- **JOB**: Pick out the lines below that include the string "Inhabits".

-.-.-

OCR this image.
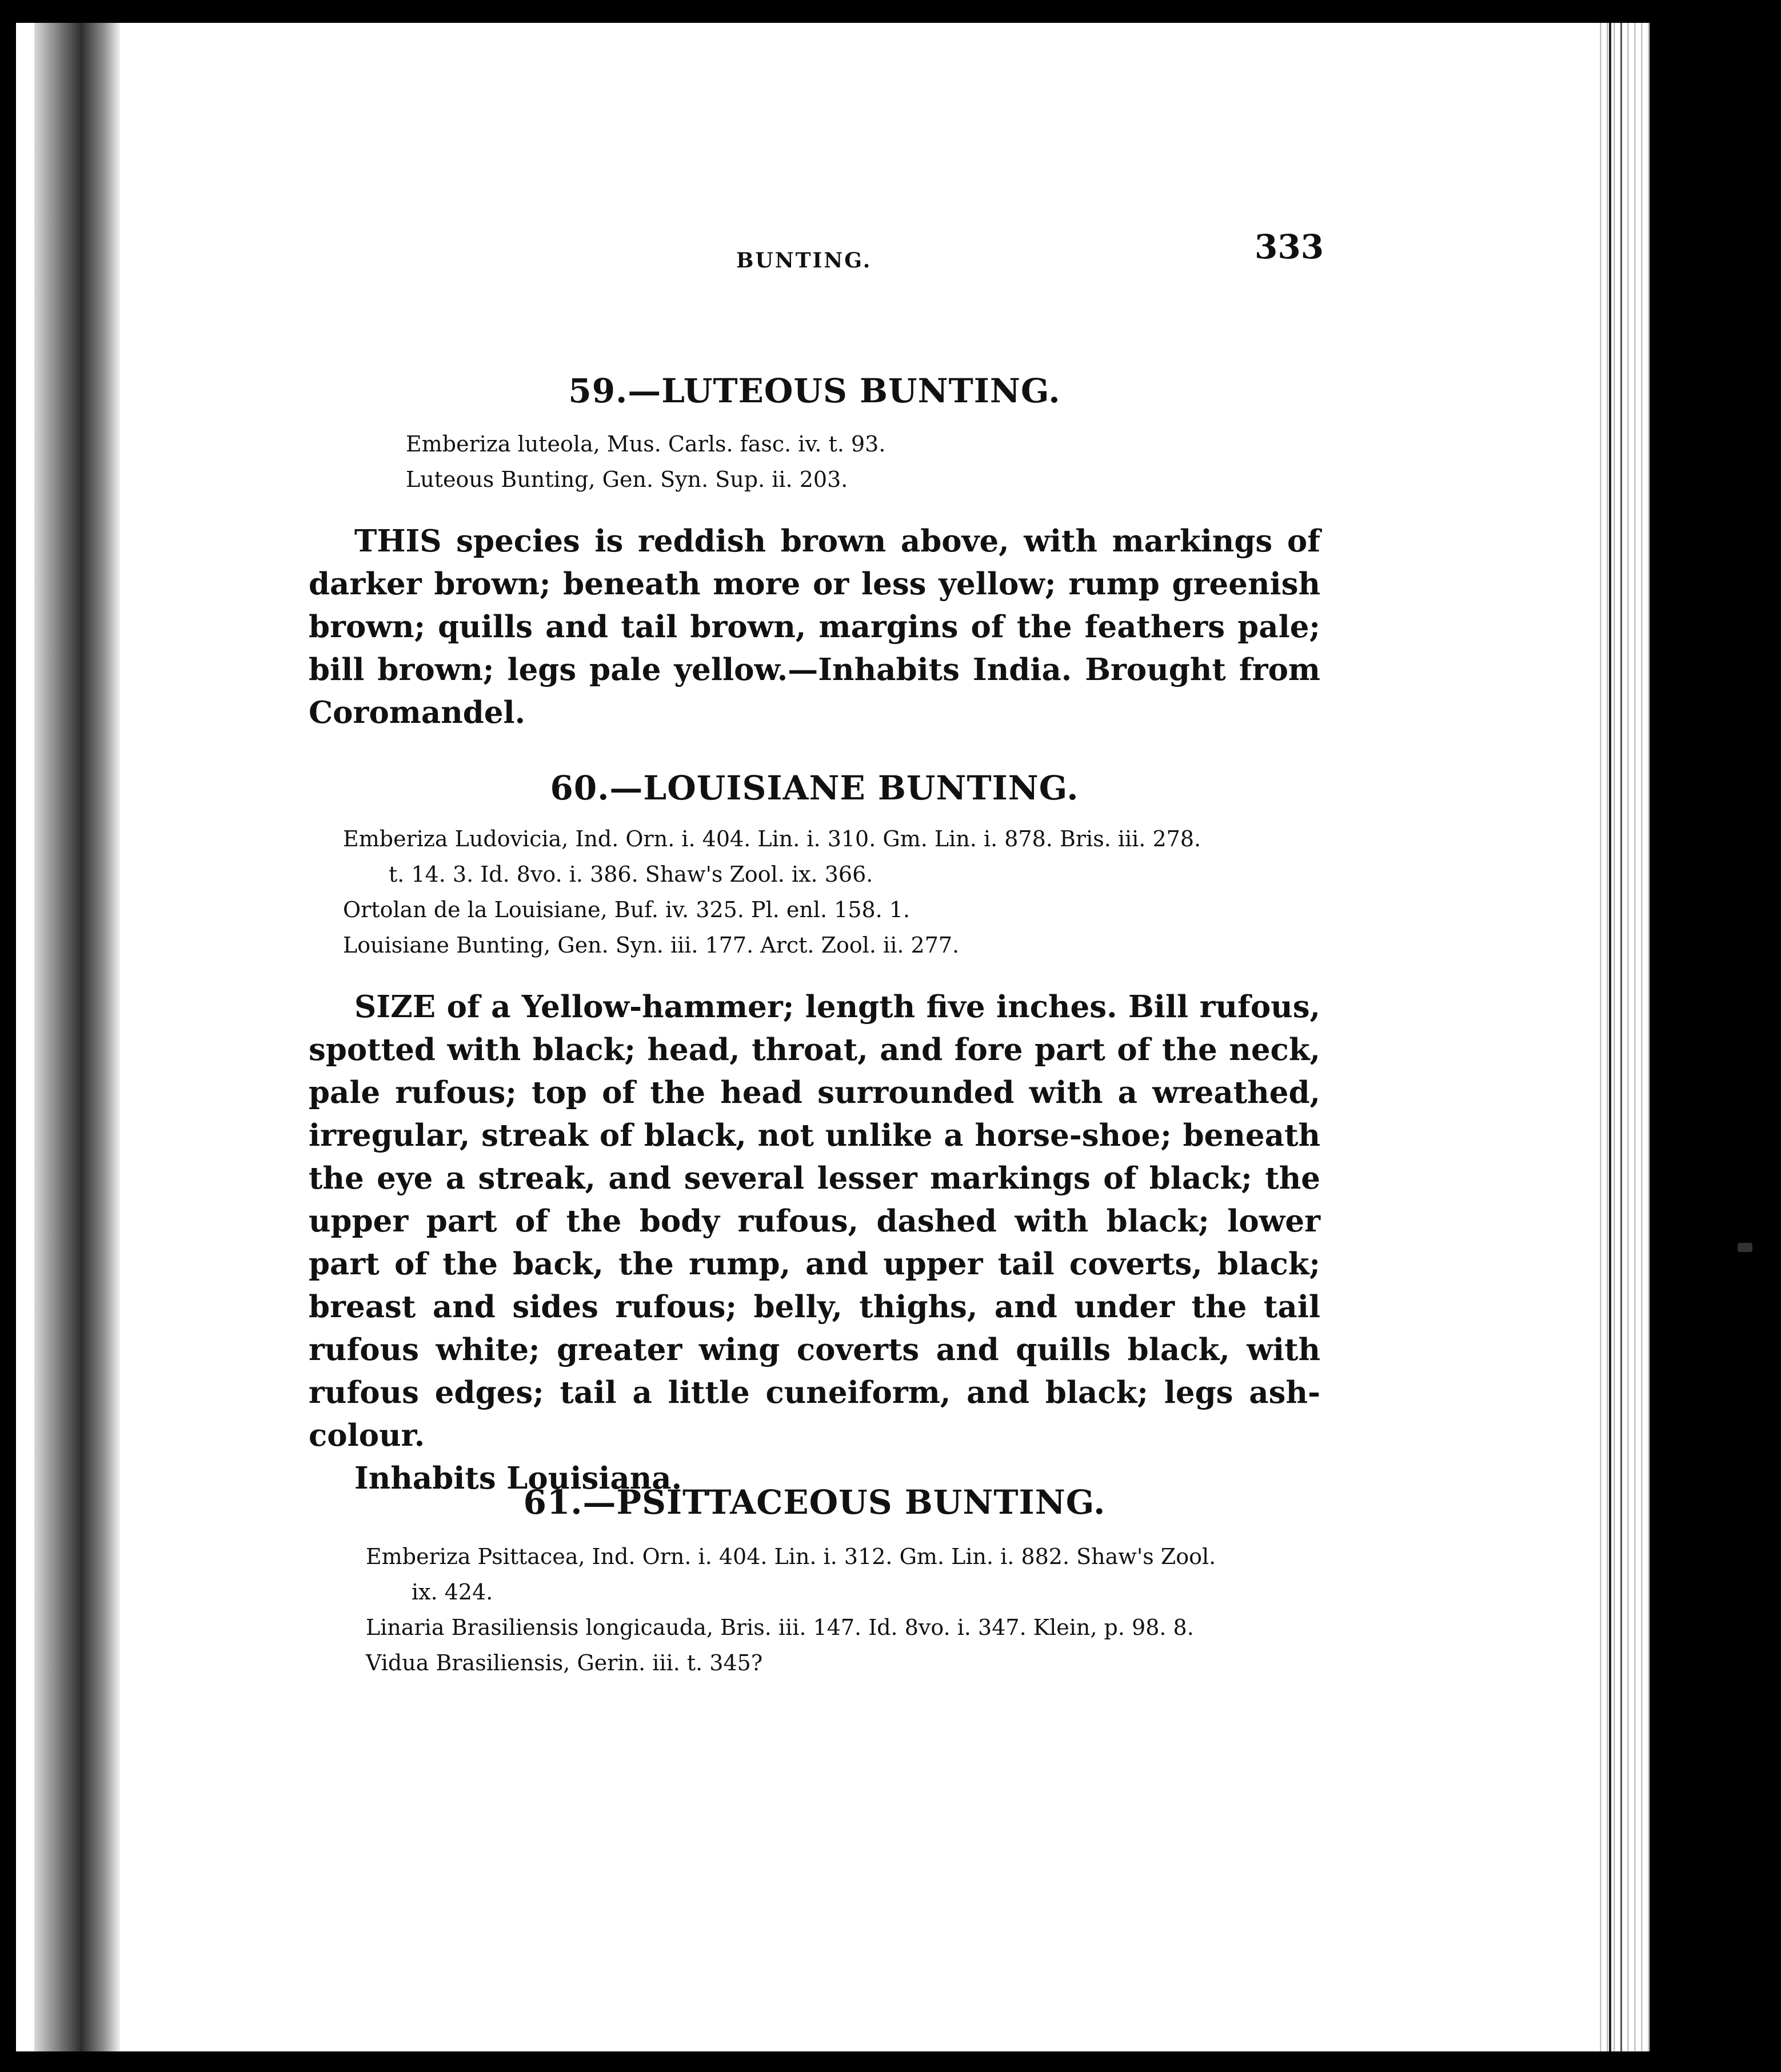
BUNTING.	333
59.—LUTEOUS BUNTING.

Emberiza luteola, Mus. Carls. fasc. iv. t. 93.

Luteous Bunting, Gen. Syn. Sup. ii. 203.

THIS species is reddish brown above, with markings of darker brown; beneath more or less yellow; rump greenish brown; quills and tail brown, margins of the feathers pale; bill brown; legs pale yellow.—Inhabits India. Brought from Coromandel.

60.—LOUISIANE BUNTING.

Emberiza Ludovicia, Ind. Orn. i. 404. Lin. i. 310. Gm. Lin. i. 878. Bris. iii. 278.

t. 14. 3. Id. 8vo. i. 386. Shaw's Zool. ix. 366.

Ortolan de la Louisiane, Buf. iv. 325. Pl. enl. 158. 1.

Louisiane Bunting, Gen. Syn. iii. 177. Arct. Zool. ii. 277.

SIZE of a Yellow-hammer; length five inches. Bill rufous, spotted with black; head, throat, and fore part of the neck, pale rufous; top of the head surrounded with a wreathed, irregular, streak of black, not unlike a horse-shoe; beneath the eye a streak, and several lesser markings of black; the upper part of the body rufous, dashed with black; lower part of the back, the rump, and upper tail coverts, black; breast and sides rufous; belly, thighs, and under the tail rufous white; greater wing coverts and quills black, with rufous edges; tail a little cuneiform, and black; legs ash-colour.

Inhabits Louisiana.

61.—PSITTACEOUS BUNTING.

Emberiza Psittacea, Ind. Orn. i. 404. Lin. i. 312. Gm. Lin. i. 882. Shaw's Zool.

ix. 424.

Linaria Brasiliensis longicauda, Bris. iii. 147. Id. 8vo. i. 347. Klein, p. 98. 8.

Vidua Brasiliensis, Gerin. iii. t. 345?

-.-.-

- **CORRECT RESULT**:
THIS species is reddish brown above, with markings of darker brown; beneath more or less yellow; rump greenish brown; quills and tail brown, margins of the feathers pale; bill brown; legs pale yellow.—Inhabits India. Brought from Coromandel.
Inhabits Louisiana.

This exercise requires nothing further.